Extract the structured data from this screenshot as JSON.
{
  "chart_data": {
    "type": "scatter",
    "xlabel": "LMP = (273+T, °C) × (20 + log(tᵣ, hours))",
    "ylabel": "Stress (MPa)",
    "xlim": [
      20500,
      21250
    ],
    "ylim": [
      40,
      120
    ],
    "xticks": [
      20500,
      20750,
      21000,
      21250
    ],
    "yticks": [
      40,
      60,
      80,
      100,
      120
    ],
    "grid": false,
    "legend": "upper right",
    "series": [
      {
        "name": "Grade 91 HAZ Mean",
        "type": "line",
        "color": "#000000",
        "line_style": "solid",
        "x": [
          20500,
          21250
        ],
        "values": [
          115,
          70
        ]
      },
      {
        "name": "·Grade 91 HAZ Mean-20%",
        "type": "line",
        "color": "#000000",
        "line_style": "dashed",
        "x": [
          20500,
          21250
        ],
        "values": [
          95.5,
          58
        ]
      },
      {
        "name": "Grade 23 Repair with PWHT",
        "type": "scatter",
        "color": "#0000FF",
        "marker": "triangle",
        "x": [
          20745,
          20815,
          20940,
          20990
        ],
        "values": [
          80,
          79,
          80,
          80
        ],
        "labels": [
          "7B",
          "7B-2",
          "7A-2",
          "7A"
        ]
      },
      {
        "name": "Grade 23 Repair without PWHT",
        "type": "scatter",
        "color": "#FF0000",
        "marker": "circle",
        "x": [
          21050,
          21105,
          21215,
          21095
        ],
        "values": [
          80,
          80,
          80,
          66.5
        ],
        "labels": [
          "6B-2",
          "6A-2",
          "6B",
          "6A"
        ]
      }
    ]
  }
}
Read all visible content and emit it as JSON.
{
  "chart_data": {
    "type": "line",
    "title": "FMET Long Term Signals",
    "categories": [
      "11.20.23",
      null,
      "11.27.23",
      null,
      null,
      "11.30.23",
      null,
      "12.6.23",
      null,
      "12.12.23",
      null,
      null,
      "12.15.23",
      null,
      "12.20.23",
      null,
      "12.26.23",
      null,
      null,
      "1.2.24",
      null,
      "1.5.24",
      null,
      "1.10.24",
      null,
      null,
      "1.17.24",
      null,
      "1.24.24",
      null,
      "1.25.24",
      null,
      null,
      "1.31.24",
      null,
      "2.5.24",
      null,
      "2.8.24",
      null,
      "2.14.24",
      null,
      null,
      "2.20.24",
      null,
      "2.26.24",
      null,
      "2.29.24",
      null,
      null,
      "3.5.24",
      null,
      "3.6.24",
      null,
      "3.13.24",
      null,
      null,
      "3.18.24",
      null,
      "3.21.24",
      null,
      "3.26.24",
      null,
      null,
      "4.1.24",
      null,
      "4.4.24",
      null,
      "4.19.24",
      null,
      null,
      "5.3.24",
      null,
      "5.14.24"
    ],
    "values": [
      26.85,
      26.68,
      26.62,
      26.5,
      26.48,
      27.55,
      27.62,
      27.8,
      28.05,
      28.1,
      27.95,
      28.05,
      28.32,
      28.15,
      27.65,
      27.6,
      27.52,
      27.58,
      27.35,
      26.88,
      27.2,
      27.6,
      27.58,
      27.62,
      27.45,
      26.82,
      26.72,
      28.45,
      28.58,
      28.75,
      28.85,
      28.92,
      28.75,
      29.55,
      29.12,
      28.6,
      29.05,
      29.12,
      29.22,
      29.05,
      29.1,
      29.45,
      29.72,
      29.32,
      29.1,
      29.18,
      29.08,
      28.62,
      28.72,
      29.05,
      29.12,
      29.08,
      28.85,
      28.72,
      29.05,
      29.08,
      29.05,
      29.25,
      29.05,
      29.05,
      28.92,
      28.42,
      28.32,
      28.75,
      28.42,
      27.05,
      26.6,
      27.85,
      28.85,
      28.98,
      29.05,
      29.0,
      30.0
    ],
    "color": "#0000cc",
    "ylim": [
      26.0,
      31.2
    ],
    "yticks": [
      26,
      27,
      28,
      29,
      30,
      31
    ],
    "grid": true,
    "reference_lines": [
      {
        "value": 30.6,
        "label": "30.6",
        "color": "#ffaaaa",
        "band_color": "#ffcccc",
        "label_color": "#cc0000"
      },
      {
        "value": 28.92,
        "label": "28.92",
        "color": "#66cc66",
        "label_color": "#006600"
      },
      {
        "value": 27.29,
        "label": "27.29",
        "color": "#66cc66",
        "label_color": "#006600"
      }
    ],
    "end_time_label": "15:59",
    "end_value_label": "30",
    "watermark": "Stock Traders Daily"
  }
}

**Written request**
In full and verbatim, repeat the records given above.

**The completed task**
Extract the structured data from this screenshot as JSON.
{
  "chart_data": {
    "type": "scatter",
    "xlabel": "LMP = (273+T, °C) × (20 + log(tᵣ, hours))",
    "ylabel": "Stress (MPa)",
    "xlim": [
      20500,
      21250
    ],
    "ylim": [
      40,
      120
    ],
    "xticks": [
      20500,
      20750,
      21000,
      21250
    ],
    "yticks": [
      40,
      60,
      80,
      100,
      120
    ],
    "grid": false,
    "legend": "upper right",
    "series": [
      {
        "name": "Grade 91 HAZ Mean",
        "type": "line",
        "color": "#000000",
        "line_style": "solid",
        "x": [
          20500,
          21250
        ],
        "values": [
          115,
          70
        ]
      },
      {
        "name": "·Grade 91 HAZ Mean-20%",
        "type": "line",
        "color": "#000000",
        "line_style": "dashed",
        "x": [
          20500,
          21250
        ],
        "values": [
          95.5,
          58
        ]
      },
      {
        "name": "Grade 23 Repair with PWHT",
        "type": "scatter",
        "color": "#0000FF",
        "marker": "triangle",
        "x": [
          20745,
          20815,
          20940,
          20990
        ],
        "values": [
          80,
          79,
          80,
          80
        ],
        "labels": [
          "7B",
          "7B-2",
          "7A-2",
          "7A"
        ]
      },
      {
        "name": "Grade 23 Repair without PWHT",
        "type": "scatter",
        "color": "#FF0000",
        "marker": "circle",
        "x": [
          21050,
          21105,
          21215,
          21095
        ],
        "values": [
          80,
          80,
          80,
          66.5
        ],
        "labels": [
          "6B-2",
          "6A-2",
          "6B",
          "6A"
        ]
      }
    ]
  }
}
Read all visible content and emit it as JSON.
{
  "chart_data": {
    "type": "line",
    "title": "FMET Long Term Signals",
    "categories": [
      "11.20.23",
      null,
      "11.27.23",
      null,
      null,
      "11.30.23",
      null,
      "12.6.23",
      null,
      "12.12.23",
      null,
      null,
      "12.15.23",
      null,
      "12.20.23",
      null,
      "12.26.23",
      null,
      null,
      "1.2.24",
      null,
      "1.5.24",
      null,
      "1.10.24",
      null,
      null,
      "1.17.24",
      null,
      "1.24.24",
      null,
      "1.25.24",
      null,
      null,
      "1.31.24",
      null,
      "2.5.24",
      null,
      "2.8.24",
      null,
      "2.14.24",
      null,
      null,
      "2.20.24",
      null,
      "2.26.24",
      null,
      "2.29.24",
      null,
      null,
      "3.5.24",
      null,
      "3.6.24",
      null,
      "3.13.24",
      null,
      null,
      "3.18.24",
      null,
      "3.21.24",
      null,
      "3.26.24",
      null,
      null,
      "4.1.24",
      null,
      "4.4.24",
      null,
      "4.19.24",
      null,
      null,
      "5.3.24",
      null,
      "5.14.24"
    ],
    "values": [
      26.85,
      26.68,
      26.62,
      26.5,
      26.48,
      27.55,
      27.62,
      27.8,
      28.05,
      28.1,
      27.95,
      28.05,
      28.32,
      28.15,
      27.65,
      27.6,
      27.52,
      27.58,
      27.35,
      26.88,
      27.2,
      27.6,
      27.58,
      27.62,
      27.45,
      26.82,
      26.72,
      28.45,
      28.58,
      28.75,
      28.85,
      28.92,
      28.75,
      29.55,
      29.12,
      28.6,
      29.05,
      29.12,
      29.22,
      29.05,
      29.1,
      29.45,
      29.72,
      29.32,
      29.1,
      29.18,
      29.08,
      28.62,
      28.72,
      29.05,
      29.12,
      29.08,
      28.85,
      28.72,
      29.05,
      29.08,
      29.05,
      29.25,
      29.05,
      29.05,
      28.92,
      28.42,
      28.32,
      28.75,
      28.42,
      27.05,
      26.6,
      27.85,
      28.85,
      28.98,
      29.05,
      29.0,
      30.0
    ],
    "color": "#0000cc",
    "ylim": [
      26.0,
      31.2
    ],
    "yticks": [
      26,
      27,
      28,
      29,
      30,
      31
    ],
    "grid": true,
    "reference_lines": [
      {
        "value": 30.6,
        "label": "30.6",
        "color": "#ffaaaa",
        "band_color": "#ffcccc",
        "label_color": "#cc0000"
      },
      {
        "value": 28.92,
        "label": "28.92",
        "color": "#66cc66",
        "label_color": "#006600"
      },
      {
        "value": 27.29,
        "label": "27.29",
        "color": "#66cc66",
        "label_color": "#006600"
      }
    ],
    "end_time_label": "15:59",
    "end_value_label": "30",
    "watermark": "Stock Traders Daily"
  }
}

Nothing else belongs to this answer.